(Some records)
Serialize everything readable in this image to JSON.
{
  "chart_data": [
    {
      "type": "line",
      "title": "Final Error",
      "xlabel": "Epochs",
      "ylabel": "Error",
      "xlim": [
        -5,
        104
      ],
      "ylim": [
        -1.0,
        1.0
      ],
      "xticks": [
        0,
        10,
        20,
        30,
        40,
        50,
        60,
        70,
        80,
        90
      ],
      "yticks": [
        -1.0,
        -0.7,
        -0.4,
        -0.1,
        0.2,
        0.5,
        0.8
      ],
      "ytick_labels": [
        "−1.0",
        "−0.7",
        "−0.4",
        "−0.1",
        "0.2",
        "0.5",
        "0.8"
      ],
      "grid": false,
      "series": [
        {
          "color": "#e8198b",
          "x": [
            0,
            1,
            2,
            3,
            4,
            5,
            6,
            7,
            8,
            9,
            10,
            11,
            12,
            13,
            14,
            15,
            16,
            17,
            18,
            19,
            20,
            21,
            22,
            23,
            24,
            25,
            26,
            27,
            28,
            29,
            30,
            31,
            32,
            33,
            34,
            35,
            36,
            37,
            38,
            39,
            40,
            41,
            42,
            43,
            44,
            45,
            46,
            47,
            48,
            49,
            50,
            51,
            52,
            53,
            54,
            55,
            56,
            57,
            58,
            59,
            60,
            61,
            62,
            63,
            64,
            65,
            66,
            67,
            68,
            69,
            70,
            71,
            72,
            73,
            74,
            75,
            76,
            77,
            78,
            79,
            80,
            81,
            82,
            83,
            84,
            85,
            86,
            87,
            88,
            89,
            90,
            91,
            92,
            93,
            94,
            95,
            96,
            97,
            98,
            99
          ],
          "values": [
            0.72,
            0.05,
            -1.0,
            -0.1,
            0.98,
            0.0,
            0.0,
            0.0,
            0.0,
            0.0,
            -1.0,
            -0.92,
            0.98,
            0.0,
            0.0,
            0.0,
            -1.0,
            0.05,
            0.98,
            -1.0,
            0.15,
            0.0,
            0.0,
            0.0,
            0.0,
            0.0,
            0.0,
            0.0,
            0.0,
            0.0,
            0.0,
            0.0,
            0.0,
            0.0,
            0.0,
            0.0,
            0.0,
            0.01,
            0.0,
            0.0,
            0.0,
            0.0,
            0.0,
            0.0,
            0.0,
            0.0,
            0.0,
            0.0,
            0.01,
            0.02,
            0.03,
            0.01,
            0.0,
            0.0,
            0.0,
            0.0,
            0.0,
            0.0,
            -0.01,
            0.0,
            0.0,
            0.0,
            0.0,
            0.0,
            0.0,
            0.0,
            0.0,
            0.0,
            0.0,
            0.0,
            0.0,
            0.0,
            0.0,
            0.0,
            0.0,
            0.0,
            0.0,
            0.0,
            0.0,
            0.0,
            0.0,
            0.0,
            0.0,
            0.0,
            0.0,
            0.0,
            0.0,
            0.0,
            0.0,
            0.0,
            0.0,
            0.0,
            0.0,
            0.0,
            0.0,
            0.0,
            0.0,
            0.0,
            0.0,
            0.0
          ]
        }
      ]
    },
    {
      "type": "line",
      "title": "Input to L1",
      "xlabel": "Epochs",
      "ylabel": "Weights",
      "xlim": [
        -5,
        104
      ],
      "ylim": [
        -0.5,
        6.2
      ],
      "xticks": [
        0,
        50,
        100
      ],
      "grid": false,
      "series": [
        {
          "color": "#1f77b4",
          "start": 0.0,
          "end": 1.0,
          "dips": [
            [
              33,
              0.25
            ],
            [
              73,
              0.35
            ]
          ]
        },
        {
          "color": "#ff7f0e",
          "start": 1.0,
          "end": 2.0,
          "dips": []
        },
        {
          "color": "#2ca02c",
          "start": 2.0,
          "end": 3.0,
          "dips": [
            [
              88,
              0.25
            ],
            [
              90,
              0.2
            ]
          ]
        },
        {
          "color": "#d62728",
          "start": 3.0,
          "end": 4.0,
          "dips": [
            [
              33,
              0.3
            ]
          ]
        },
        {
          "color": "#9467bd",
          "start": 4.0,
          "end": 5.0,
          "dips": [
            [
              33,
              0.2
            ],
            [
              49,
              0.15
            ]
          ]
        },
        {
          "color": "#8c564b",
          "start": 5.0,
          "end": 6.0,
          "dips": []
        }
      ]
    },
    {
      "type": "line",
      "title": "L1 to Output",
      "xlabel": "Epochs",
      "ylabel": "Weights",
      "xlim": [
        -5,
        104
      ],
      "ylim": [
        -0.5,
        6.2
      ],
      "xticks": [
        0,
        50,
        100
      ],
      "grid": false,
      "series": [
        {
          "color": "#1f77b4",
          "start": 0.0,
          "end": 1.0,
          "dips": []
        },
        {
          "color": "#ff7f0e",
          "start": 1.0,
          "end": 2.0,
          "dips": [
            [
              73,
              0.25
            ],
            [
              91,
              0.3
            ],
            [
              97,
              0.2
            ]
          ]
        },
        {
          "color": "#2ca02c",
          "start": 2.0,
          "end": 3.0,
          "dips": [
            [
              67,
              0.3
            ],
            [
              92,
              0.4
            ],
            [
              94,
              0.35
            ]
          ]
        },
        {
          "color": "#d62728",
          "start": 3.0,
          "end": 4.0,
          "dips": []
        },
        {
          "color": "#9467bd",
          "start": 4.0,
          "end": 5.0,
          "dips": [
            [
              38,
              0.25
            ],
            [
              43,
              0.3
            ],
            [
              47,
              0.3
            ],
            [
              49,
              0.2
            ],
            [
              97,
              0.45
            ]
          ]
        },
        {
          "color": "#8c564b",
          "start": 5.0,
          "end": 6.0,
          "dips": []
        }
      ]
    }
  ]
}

## Aim of the exercise
Write out the entries in full, exactly as given.

## Answer
Serialize everything readable in this image to JSON.
{
  "chart_data": [
    {
      "type": "line",
      "title": "Final Error",
      "xlabel": "Epochs",
      "ylabel": "Error",
      "xlim": [
        -5,
        104
      ],
      "ylim": [
        -1.0,
        1.0
      ],
      "xticks": [
        0,
        10,
        20,
        30,
        40,
        50,
        60,
        70,
        80,
        90
      ],
      "yticks": [
        -1.0,
        -0.7,
        -0.4,
        -0.1,
        0.2,
        0.5,
        0.8
      ],
      "ytick_labels": [
        "−1.0",
        "−0.7",
        "−0.4",
        "−0.1",
        "0.2",
        "0.5",
        "0.8"
      ],
      "grid": false,
      "series": [
        {
          "color": "#e8198b",
          "x": [
            0,
            1,
            2,
            3,
            4,
            5,
            6,
            7,
            8,
            9,
            10,
            11,
            12,
            13,
            14,
            15,
            16,
            17,
            18,
            19,
            20,
            21,
            22,
            23,
            24,
            25,
            26,
            27,
            28,
            29,
            30,
            31,
            32,
            33,
            34,
            35,
            36,
            37,
            38,
            39,
            40,
            41,
            42,
            43,
            44,
            45,
            46,
            47,
            48,
            49,
            50,
            51,
            52,
            53,
            54,
            55,
            56,
            57,
            58,
            59,
            60,
            61,
            62,
            63,
            64,
            65,
            66,
            67,
            68,
            69,
            70,
            71,
            72,
            73,
            74,
            75,
            76,
            77,
            78,
            79,
            80,
            81,
            82,
            83,
            84,
            85,
            86,
            87,
            88,
            89,
            90,
            91,
            92,
            93,
            94,
            95,
            96,
            97,
            98,
            99
          ],
          "values": [
            0.72,
            0.05,
            -1.0,
            -0.1,
            0.98,
            0.0,
            0.0,
            0.0,
            0.0,
            0.0,
            -1.0,
            -0.92,
            0.98,
            0.0,
            0.0,
            0.0,
            -1.0,
            0.05,
            0.98,
            -1.0,
            0.15,
            0.0,
            0.0,
            0.0,
            0.0,
            0.0,
            0.0,
            0.0,
            0.0,
            0.0,
            0.0,
            0.0,
            0.0,
            0.0,
            0.0,
            0.0,
            0.0,
            0.01,
            0.0,
            0.0,
            0.0,
            0.0,
            0.0,
            0.0,
            0.0,
            0.0,
            0.0,
            0.0,
            0.01,
            0.02,
            0.03,
            0.01,
            0.0,
            0.0,
            0.0,
            0.0,
            0.0,
            0.0,
            -0.01,
            0.0,
            0.0,
            0.0,
            0.0,
            0.0,
            0.0,
            0.0,
            0.0,
            0.0,
            0.0,
            0.0,
            0.0,
            0.0,
            0.0,
            0.0,
            0.0,
            0.0,
            0.0,
            0.0,
            0.0,
            0.0,
            0.0,
            0.0,
            0.0,
            0.0,
            0.0,
            0.0,
            0.0,
            0.0,
            0.0,
            0.0,
            0.0,
            0.0,
            0.0,
            0.0,
            0.0,
            0.0,
            0.0,
            0.0,
            0.0,
            0.0
          ]
        }
      ]
    },
    {
      "type": "line",
      "title": "Input to L1",
      "xlabel": "Epochs",
      "ylabel": "Weights",
      "xlim": [
        -5,
        104
      ],
      "ylim": [
        -0.5,
        6.2
      ],
      "xticks": [
        0,
        50,
        100
      ],
      "grid": false,
      "series": [
        {
          "color": "#1f77b4",
          "start": 0.0,
          "end": 1.0,
          "dips": [
            [
              33,
              0.25
            ],
            [
              73,
              0.35
            ]
          ]
        },
        {
          "color": "#ff7f0e",
          "start": 1.0,
          "end": 2.0,
          "dips": []
        },
        {
          "color": "#2ca02c",
          "start": 2.0,
          "end": 3.0,
          "dips": [
            [
              88,
              0.25
            ],
            [
              90,
              0.2
            ]
          ]
        },
        {
          "color": "#d62728",
          "start": 3.0,
          "end": 4.0,
          "dips": [
            [
              33,
              0.3
            ]
          ]
        },
        {
          "color": "#9467bd",
          "start": 4.0,
          "end": 5.0,
          "dips": [
            [
              33,
              0.2
            ],
            [
              49,
              0.15
            ]
          ]
        },
        {
          "color": "#8c564b",
          "start": 5.0,
          "end": 6.0,
          "dips": []
        }
      ]
    },
    {
      "type": "line",
      "title": "L1 to Output",
      "xlabel": "Epochs",
      "ylabel": "Weights",
      "xlim": [
        -5,
        104
      ],
      "ylim": [
        -0.5,
        6.2
      ],
      "xticks": [
        0,
        50,
        100
      ],
      "grid": false,
      "series": [
        {
          "color": "#1f77b4",
          "start": 0.0,
          "end": 1.0,
          "dips": []
        },
        {
          "color": "#ff7f0e",
          "start": 1.0,
          "end": 2.0,
          "dips": [
            [
              73,
              0.25
            ],
            [
              91,
              0.3
            ],
            [
              97,
              0.2
            ]
          ]
        },
        {
          "color": "#2ca02c",
          "start": 2.0,
          "end": 3.0,
          "dips": [
            [
              67,
              0.3
            ],
            [
              92,
              0.4
            ],
            [
              94,
              0.35
            ]
          ]
        },
        {
          "color": "#d62728",
          "start": 3.0,
          "end": 4.0,
          "dips": []
        },
        {
          "color": "#9467bd",
          "start": 4.0,
          "end": 5.0,
          "dips": [
            [
              38,
              0.25
            ],
            [
              43,
              0.3
            ],
            [
              47,
              0.3
            ],
            [
              49,
              0.2
            ],
            [
              97,
              0.45
            ]
          ]
        },
        {
          "color": "#8c564b",
          "start": 5.0,
          "end": 6.0,
          "dips": []
        }
      ]
    }
  ]
}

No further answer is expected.